— START OF Data listing —

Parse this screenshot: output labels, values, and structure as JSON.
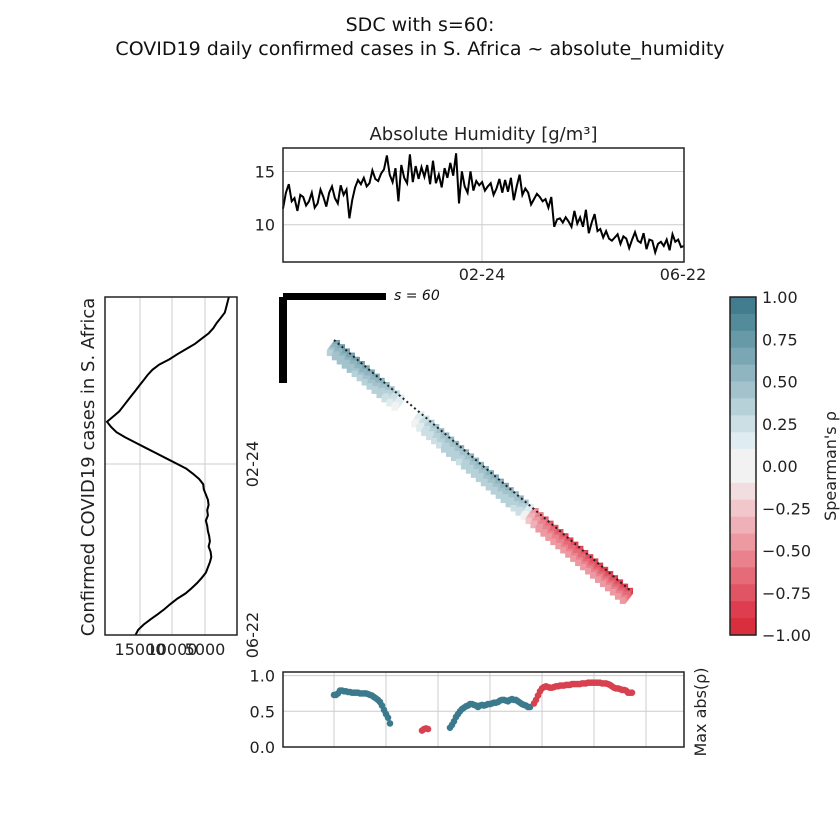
{
  "figure": {
    "title_line1": "SDC with s=60:",
    "title_line2": "COVID19 daily confirmed cases in S. Africa ~ absolute_humidity"
  },
  "chart_data": [
    {
      "type": "line",
      "panel": "top",
      "title": "Absolute Humidity [g/m³]",
      "x_tick_labels": [
        "02-24",
        "06-22"
      ],
      "y_ticks": [
        10,
        15
      ],
      "ylim": [
        6.5,
        17.2
      ],
      "grid": true,
      "color": "#000000",
      "values": [
        11.5,
        13,
        13.8,
        12.2,
        12.5,
        11.3,
        12.8,
        12.6,
        11.8,
        12.2,
        13.0,
        11.6,
        12.0,
        13.3,
        12.6,
        11.7,
        13.0,
        13.6,
        12.5,
        12.0,
        13.7,
        12.8,
        13.3,
        10.6,
        12.3,
        13.5,
        14.2,
        13.8,
        14.4,
        13.6,
        13.9,
        15.1,
        14.3,
        14.1,
        14.8,
        15.2,
        16.5,
        14.7,
        14.0,
        15.3,
        12.2,
        15.6,
        14.4,
        13.9,
        16.6,
        14.0,
        15.5,
        14.3,
        15.4,
        14.5,
        15.6,
        13.8,
        16.0,
        13.9,
        14.7,
        13.5,
        15.3,
        14.4,
        15.8,
        14.6,
        16.7,
        12.0,
        15.0,
        13.6,
        13.0,
        15.0,
        13.2,
        14.1,
        13.7,
        14.0,
        13.2,
        13.6,
        13.9,
        12.8,
        13.4,
        14.3,
        13.0,
        14.2,
        13.1,
        14.4,
        12.3,
        13.6,
        14.7,
        12.8,
        13.4,
        13.0,
        11.9,
        12.4,
        12.9,
        12.6,
        12.2,
        12.4,
        11.6,
        12.6,
        9.8,
        10.5,
        10.6,
        10.2,
        10.7,
        10.3,
        9.8,
        11.3,
        10.1,
        10.7,
        9.8,
        11.4,
        9.2,
        10.2,
        11.0,
        9.4,
        9.6,
        8.8,
        9.4,
        8.7,
        8.5,
        8.8,
        9.1,
        8.2,
        8.9,
        8.7,
        7.8,
        8.6,
        9.3,
        8.5,
        8.3,
        9.2,
        7.7,
        8.6,
        8.5,
        7.4,
        8.2,
        8.4,
        8.0,
        8.6,
        7.6,
        9.1,
        8.4,
        8.6,
        7.9,
        8.0
      ]
    },
    {
      "type": "line",
      "panel": "left",
      "ylabel": "Confirmed COVID19 cases in S. Africa",
      "x_tick_labels": [
        "15000",
        "10000",
        "5000"
      ],
      "y_tick_labels": [
        "02-24",
        "06-22"
      ],
      "xlim": [
        19500,
        0
      ],
      "grid": true,
      "color": "#000000",
      "values": [
        1200,
        1400,
        1600,
        1800,
        2400,
        3000,
        3500,
        4200,
        5200,
        6200,
        7500,
        8800,
        10000,
        11500,
        12500,
        13200,
        13800,
        14400,
        15000,
        15600,
        16200,
        16800,
        17400,
        18300,
        19200,
        18600,
        17800,
        16500,
        15000,
        13500,
        12000,
        10500,
        9000,
        7500,
        6500,
        5600,
        5000,
        4900,
        4600,
        4300,
        4200,
        4400,
        4300,
        4600,
        4400,
        4300,
        4100,
        4000,
        4200,
        3900,
        3800,
        4000,
        4300,
        4600,
        5200,
        5900,
        6700,
        7600,
        8800,
        9800,
        10700,
        11700,
        12800,
        13800,
        14600,
        15000
      ]
    },
    {
      "type": "heatmap",
      "panel": "main",
      "annotation": "s = 60",
      "colorbar_label": "Spearman's ρ",
      "colorbar_ticks": [
        1.0,
        0.75,
        0.5,
        0.25,
        0.0,
        -0.25,
        -0.5,
        -0.75,
        -1.0
      ],
      "colorbar_tick_labels": [
        "1.00",
        "0.75",
        "0.50",
        "0.25",
        "0.00",
        "−0.25",
        "−0.50",
        "−0.75",
        "−1.00"
      ],
      "colorbar_colors": [
        "#417d8e",
        "#538b9b",
        "#6799a7",
        "#7ba7b4",
        "#8fb5c0",
        "#a3c3cc",
        "#b7d1d8",
        "#cbdfe4",
        "#dfecf0",
        "#f2f2f2",
        "#f2f2f2",
        "#f2dde0",
        "#f1c7cc",
        "#efb0b7",
        "#ec99a2",
        "#e9828d",
        "#e56b78",
        "#e15463",
        "#dd3d4f",
        "#d82e3d"
      ],
      "colorbar_color_values": [
        1.0,
        0.9,
        0.8,
        0.7,
        0.6,
        0.5,
        0.4,
        0.3,
        0.2,
        0.1,
        -0.1,
        -0.2,
        -0.3,
        -0.4,
        -0.5,
        -0.6,
        -0.7,
        -0.8,
        -0.9,
        -1.0
      ],
      "diagonal_values": [
        0.75,
        0.76,
        0.77,
        0.77,
        0.76,
        0.75,
        0.74,
        0.72,
        0.7,
        0.66,
        0.6,
        0.5,
        0.38,
        0.2,
        0,
        -0.05,
        0,
        0.2,
        0.34,
        0.45,
        0.5,
        0.55,
        0.58,
        0.6,
        0.6,
        0.6,
        0.58,
        0.6,
        0.62,
        0.63,
        0.64,
        0.65,
        0.66,
        0.66,
        0.65,
        0.63,
        0.6,
        0.58,
        0.5,
        0.2,
        -0.55,
        -0.68,
        -0.76,
        -0.8,
        -0.83,
        -0.85,
        -0.86,
        -0.87,
        -0.88,
        -0.88,
        -0.88,
        -0.89,
        -0.9,
        -0.9,
        -0.91,
        -0.91,
        -0.91,
        -0.9,
        -0.9,
        -0.88
      ]
    },
    {
      "type": "scatter",
      "panel": "bottom",
      "ylabel": "Max abs(ρ)",
      "y_ticks": [
        0.0,
        0.5,
        1.0
      ],
      "y_tick_labels": [
        "0.0",
        "0.5",
        "1.0"
      ],
      "ylim": [
        0,
        1.05
      ],
      "grid": true,
      "positive_color": "#3b7a8c",
      "negative_color": "#d8414f",
      "series": [
        {
          "sign": "positive",
          "x": [
            0,
            2,
            4,
            6,
            8,
            10,
            12,
            14,
            16,
            18,
            20,
            22,
            24,
            26,
            28,
            30,
            32,
            34,
            36,
            38,
            40,
            42,
            44,
            46,
            48,
            50,
            52,
            54,
            56
          ],
          "values": [
            0.73,
            0.73,
            0.75,
            0.79,
            0.79,
            0.78,
            0.78,
            0.77,
            0.77,
            0.76,
            0.76,
            0.76,
            0.76,
            0.75,
            0.75,
            0.75,
            0.75,
            0.74,
            0.73,
            0.72,
            0.7,
            0.68,
            0.66,
            0.63,
            0.58,
            0.52,
            0.46,
            0.41,
            0.33
          ]
        },
        {
          "sign": "negative",
          "x": [
            88,
            90,
            92,
            94
          ],
          "values": [
            0.23,
            0.25,
            0.26,
            0.25
          ]
        },
        {
          "sign": "positive",
          "x": [
            116,
            118,
            120,
            122,
            124,
            126,
            128,
            130,
            132,
            134,
            136,
            138,
            140,
            142,
            144,
            146,
            148,
            150,
            152,
            154,
            156,
            158,
            160,
            162,
            164,
            166,
            168,
            170,
            172,
            174,
            176,
            178,
            180,
            182,
            184,
            186,
            188,
            190,
            192,
            194,
            196
          ],
          "values": [
            0.27,
            0.31,
            0.36,
            0.42,
            0.46,
            0.5,
            0.53,
            0.55,
            0.57,
            0.58,
            0.6,
            0.6,
            0.59,
            0.58,
            0.56,
            0.58,
            0.59,
            0.58,
            0.59,
            0.6,
            0.6,
            0.61,
            0.62,
            0.62,
            0.63,
            0.65,
            0.66,
            0.66,
            0.65,
            0.64,
            0.66,
            0.67,
            0.66,
            0.66,
            0.64,
            0.62,
            0.6,
            0.59,
            0.58,
            0.56,
            0.56
          ]
        },
        {
          "sign": "negative",
          "x": [
            200,
            202,
            204,
            206,
            208,
            210,
            212,
            214,
            216,
            218,
            220,
            222,
            224,
            226,
            228,
            230,
            232,
            234,
            236,
            238,
            240,
            242,
            244,
            246,
            248,
            250,
            252,
            254,
            256,
            258,
            260,
            262,
            264,
            266,
            268,
            270,
            272,
            274,
            276,
            278,
            280,
            282,
            284,
            286,
            288,
            290,
            292,
            294,
            296,
            298
          ],
          "values": [
            0.61,
            0.66,
            0.72,
            0.78,
            0.82,
            0.84,
            0.85,
            0.84,
            0.83,
            0.83,
            0.84,
            0.85,
            0.85,
            0.86,
            0.86,
            0.86,
            0.87,
            0.87,
            0.87,
            0.88,
            0.88,
            0.88,
            0.88,
            0.88,
            0.89,
            0.89,
            0.89,
            0.9,
            0.9,
            0.9,
            0.9,
            0.9,
            0.9,
            0.9,
            0.89,
            0.89,
            0.89,
            0.88,
            0.87,
            0.85,
            0.83,
            0.82,
            0.82,
            0.81,
            0.8,
            0.8,
            0.79,
            0.76,
            0.76,
            0.76
          ]
        }
      ]
    }
  ]
}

— END OF Data listing —

* Your goal
Report only a number: how many lines in the material above contain the string "cases".

* Answer below
2